▶ _Stated task_
All of the material below is to be retyped exactly.

▶ _Input rows_
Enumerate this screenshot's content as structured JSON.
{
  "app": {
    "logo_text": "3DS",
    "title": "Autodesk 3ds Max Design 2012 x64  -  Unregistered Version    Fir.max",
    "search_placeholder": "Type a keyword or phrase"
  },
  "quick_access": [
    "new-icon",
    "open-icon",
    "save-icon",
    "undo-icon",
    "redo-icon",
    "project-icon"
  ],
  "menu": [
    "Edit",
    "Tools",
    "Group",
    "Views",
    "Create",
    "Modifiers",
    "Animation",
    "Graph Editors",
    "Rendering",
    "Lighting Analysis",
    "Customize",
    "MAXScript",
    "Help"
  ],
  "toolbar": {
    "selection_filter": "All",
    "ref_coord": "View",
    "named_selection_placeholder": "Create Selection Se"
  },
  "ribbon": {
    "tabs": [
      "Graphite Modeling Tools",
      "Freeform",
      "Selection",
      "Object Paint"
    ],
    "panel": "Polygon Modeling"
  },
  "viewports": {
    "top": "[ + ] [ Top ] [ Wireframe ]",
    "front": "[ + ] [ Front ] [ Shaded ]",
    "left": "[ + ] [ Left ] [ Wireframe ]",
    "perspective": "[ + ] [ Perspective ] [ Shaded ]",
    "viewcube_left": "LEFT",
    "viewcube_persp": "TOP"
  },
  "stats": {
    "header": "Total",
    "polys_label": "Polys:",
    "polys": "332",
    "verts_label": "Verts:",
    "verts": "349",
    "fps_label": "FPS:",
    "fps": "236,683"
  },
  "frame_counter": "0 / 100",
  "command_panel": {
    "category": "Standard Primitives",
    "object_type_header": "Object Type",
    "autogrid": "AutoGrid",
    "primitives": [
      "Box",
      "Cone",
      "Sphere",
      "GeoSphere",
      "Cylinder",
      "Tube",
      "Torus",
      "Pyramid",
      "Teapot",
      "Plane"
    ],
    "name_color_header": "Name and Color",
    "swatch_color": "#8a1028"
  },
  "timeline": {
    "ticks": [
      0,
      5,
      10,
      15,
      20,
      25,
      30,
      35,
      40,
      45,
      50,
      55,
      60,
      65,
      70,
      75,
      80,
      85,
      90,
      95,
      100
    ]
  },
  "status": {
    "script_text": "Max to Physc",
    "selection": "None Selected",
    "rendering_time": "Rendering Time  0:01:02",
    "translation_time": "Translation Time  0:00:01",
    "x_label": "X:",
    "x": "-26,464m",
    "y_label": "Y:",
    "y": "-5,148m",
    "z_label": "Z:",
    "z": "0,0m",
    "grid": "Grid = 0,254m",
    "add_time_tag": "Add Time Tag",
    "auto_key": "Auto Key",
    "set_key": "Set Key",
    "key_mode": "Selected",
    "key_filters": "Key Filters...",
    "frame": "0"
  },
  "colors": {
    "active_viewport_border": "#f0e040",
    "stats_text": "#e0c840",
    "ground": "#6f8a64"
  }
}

▶ _Complete output_
Enumerate this screenshot's content as structured JSON.
{
  "app": {
    "logo_text": "3DS",
    "title": "Autodesk 3ds Max Design 2012 x64  -  Unregistered Version    Fir.max",
    "search_placeholder": "Type a keyword or phrase"
  },
  "quick_access": [
    "new-icon",
    "open-icon",
    "save-icon",
    "undo-icon",
    "redo-icon",
    "project-icon"
  ],
  "menu": [
    "Edit",
    "Tools",
    "Group",
    "Views",
    "Create",
    "Modifiers",
    "Animation",
    "Graph Editors",
    "Rendering",
    "Lighting Analysis",
    "Customize",
    "MAXScript",
    "Help"
  ],
  "toolbar": {
    "selection_filter": "All",
    "ref_coord": "View",
    "named_selection_placeholder": "Create Selection Se"
  },
  "ribbon": {
    "tabs": [
      "Graphite Modeling Tools",
      "Freeform",
      "Selection",
      "Object Paint"
    ],
    "panel": "Polygon Modeling"
  },
  "viewports": {
    "top": "[ + ] [ Top ] [ Wireframe ]",
    "front": "[ + ] [ Front ] [ Shaded ]",
    "left": "[ + ] [ Left ] [ Wireframe ]",
    "perspective": "[ + ] [ Perspective ] [ Shaded ]",
    "viewcube_left": "LEFT",
    "viewcube_persp": "TOP"
  },
  "stats": {
    "header": "Total",
    "polys_label": "Polys:",
    "polys": "332",
    "verts_label": "Verts:",
    "verts": "349",
    "fps_label": "FPS:",
    "fps": "236,683"
  },
  "frame_counter": "0 / 100",
  "command_panel": {
    "category": "Standard Primitives",
    "object_type_header": "Object Type",
    "autogrid": "AutoGrid",
    "primitives": [
      "Box",
      "Cone",
      "Sphere",
      "GeoSphere",
      "Cylinder",
      "Tube",
      "Torus",
      "Pyramid",
      "Teapot",
      "Plane"
    ],
    "name_color_header": "Name and Color",
    "swatch_color": "#8a1028"
  },
  "timeline": {
    "ticks": [
      0,
      5,
      10,
      15,
      20,
      25,
      30,
      35,
      40,
      45,
      50,
      55,
      60,
      65,
      70,
      75,
      80,
      85,
      90,
      95,
      100
    ]
  },
  "status": {
    "script_text": "Max to Physc",
    "selection": "None Selected",
    "rendering_time": "Rendering Time  0:01:02",
    "translation_time": "Translation Time  0:00:01",
    "x_label": "X:",
    "x": "-26,464m",
    "y_label": "Y:",
    "y": "-5,148m",
    "z_label": "Z:",
    "z": "0,0m",
    "grid": "Grid = 0,254m",
    "add_time_tag": "Add Time Tag",
    "auto_key": "Auto Key",
    "set_key": "Set Key",
    "key_mode": "Selected",
    "key_filters": "Key Filters...",
    "frame": "0"
  },
  "colors": {
    "active_viewport_border": "#f0e040",
    "stats_text": "#e0c840",
    "ground": "#6f8a64"
  }
}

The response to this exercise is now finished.